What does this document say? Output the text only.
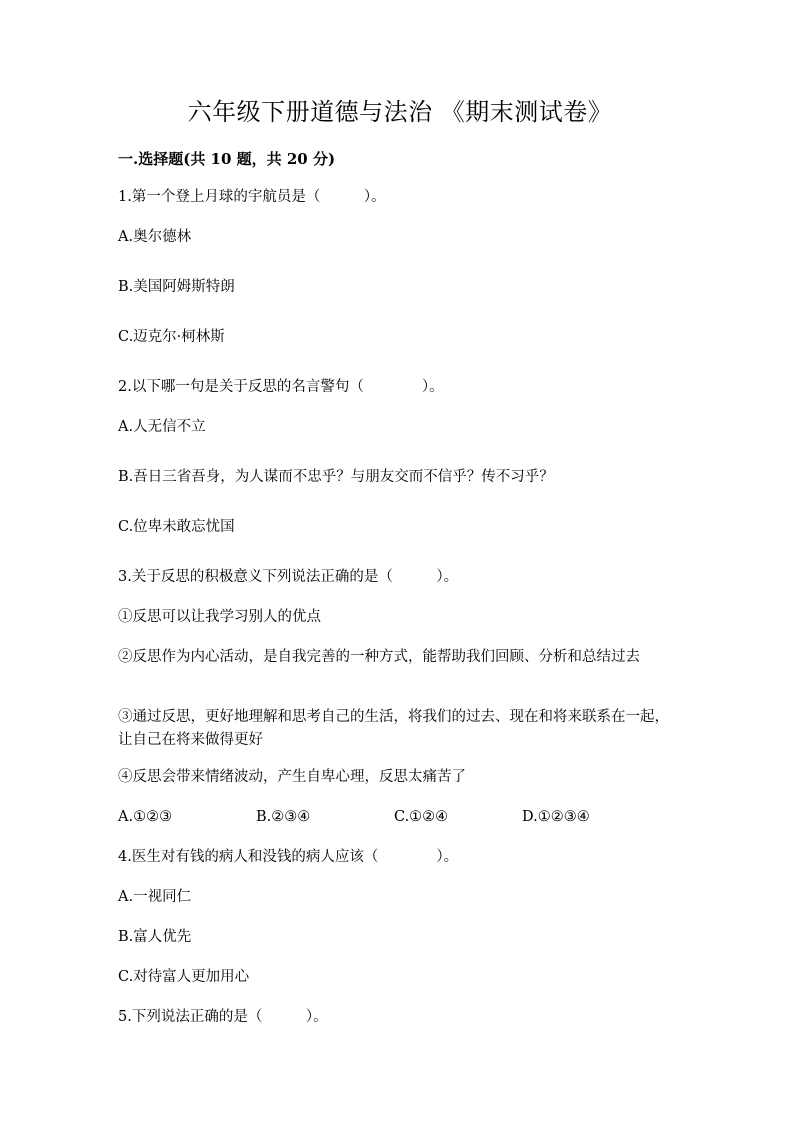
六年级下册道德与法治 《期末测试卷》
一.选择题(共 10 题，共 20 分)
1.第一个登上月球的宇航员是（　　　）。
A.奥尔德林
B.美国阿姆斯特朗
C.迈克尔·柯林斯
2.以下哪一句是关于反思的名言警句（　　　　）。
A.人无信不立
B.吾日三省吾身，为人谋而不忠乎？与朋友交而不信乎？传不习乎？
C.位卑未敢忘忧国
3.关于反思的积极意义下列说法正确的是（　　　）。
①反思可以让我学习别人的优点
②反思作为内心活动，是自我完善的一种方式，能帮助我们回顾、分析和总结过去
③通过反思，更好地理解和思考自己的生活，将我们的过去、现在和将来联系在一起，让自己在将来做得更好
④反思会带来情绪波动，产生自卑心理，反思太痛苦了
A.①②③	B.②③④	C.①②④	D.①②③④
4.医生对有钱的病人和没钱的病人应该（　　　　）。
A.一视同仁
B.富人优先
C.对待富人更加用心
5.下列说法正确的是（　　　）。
•••••
Write out all the records again, exactly, minus any pictures.

What does this document say? Output the text only.
六年级下册道德与法治 《期末测试卷》
一.选择题(共 10 题，共 20 分)
1.第一个登上月球的宇航员是（　　　）。
A.奥尔德林
B.美国阿姆斯特朗
C.迈克尔·柯林斯
2.以下哪一句是关于反思的名言警句（　　　　）。
A.人无信不立
B.吾日三省吾身，为人谋而不忠乎？与朋友交而不信乎？传不习乎？
C.位卑未敢忘忧国
3.关于反思的积极意义下列说法正确的是（　　　）。
①反思可以让我学习别人的优点
②反思作为内心活动，是自我完善的一种方式，能帮助我们回顾、分析和总结过去
③通过反思，更好地理解和思考自己的生活，将我们的过去、现在和将来联系在一起，让自己在将来做得更好
④反思会带来情绪波动，产生自卑心理，反思太痛苦了
A.①②③	B.②③④	C.①②④	D.①②③④
4.医生对有钱的病人和没钱的病人应该（　　　　）。
A.一视同仁
B.富人优先
C.对待富人更加用心
5.下列说法正确的是（　　　）。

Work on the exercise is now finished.